Leave out the pictures and transcribe everything else exactly.

::::::::

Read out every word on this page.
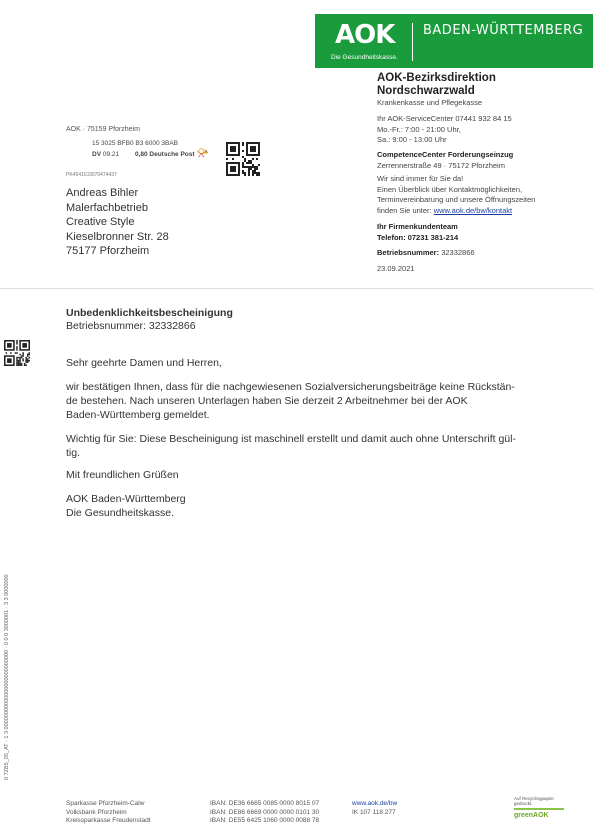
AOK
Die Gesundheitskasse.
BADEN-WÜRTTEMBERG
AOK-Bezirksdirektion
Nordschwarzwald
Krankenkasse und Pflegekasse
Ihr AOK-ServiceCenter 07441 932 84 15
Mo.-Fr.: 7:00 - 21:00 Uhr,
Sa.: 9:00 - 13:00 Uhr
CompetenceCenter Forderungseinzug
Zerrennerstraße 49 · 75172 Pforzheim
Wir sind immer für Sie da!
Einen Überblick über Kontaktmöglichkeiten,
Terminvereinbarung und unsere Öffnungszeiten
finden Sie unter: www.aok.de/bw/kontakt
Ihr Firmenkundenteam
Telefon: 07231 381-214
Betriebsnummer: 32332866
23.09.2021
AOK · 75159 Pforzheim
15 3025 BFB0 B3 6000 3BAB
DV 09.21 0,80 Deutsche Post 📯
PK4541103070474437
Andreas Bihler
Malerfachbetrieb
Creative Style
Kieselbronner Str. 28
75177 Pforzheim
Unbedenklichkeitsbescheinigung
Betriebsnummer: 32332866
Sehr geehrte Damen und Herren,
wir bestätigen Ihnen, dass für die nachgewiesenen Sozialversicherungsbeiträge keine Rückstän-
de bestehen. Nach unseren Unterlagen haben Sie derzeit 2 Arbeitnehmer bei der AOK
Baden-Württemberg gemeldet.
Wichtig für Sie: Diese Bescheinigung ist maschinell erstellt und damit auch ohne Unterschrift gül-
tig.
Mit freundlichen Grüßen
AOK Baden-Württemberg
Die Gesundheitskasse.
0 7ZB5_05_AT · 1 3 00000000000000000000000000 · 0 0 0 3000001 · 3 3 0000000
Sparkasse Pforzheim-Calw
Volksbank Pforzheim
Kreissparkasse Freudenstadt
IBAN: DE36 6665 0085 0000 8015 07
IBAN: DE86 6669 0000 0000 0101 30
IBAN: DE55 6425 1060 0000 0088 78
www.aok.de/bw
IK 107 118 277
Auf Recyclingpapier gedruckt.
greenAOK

::::::::

#### TASK SOLUTION
Read out every word on this page.
AOK
Die Gesundheitskasse.
BADEN-WÜRTTEMBERG
AOK-Bezirksdirektion
Nordschwarzwald
Krankenkasse und Pflegekasse
Ihr AOK-ServiceCenter 07441 932 84 15
Mo.-Fr.: 7:00 - 21:00 Uhr,
Sa.: 9:00 - 13:00 Uhr
CompetenceCenter Forderungseinzug
Zerrennerstraße 49 · 75172 Pforzheim
Wir sind immer für Sie da!
Einen Überblick über Kontaktmöglichkeiten,
Terminvereinbarung und unsere Öffnungszeiten
finden Sie unter: www.aok.de/bw/kontakt
Ihr Firmenkundenteam
Telefon: 07231 381-214
Betriebsnummer: 32332866
23.09.2021
AOK · 75159 Pforzheim
15 3025 BFB0 B3 6000 3BAB
DV 09.21 0,80 Deutsche Post 📯
PK4541103070474437
Andreas Bihler
Malerfachbetrieb
Creative Style
Kieselbronner Str. 28
75177 Pforzheim
Unbedenklichkeitsbescheinigung
Betriebsnummer: 32332866
Sehr geehrte Damen und Herren,
wir bestätigen Ihnen, dass für die nachgewiesenen Sozialversicherungsbeiträge keine Rückstän-
de bestehen. Nach unseren Unterlagen haben Sie derzeit 2 Arbeitnehmer bei der AOK
Baden-Württemberg gemeldet.
Wichtig für Sie: Diese Bescheinigung ist maschinell erstellt und damit auch ohne Unterschrift gül-
tig.
Mit freundlichen Grüßen
AOK Baden-Württemberg
Die Gesundheitskasse.
0 7ZB5_05_AT · 1 3 00000000000000000000000000 · 0 0 0 3000001 · 3 3 0000000
Sparkasse Pforzheim-Calw
Volksbank Pforzheim
Kreissparkasse Freudenstadt
IBAN: DE36 6665 0085 0000 8015 07
IBAN: DE86 6669 0000 0000 0101 30
IBAN: DE55 6425 1060 0000 0088 78
www.aok.de/bw
IK 107 118 277
Auf Recyclingpapier gedruckt.
greenAOK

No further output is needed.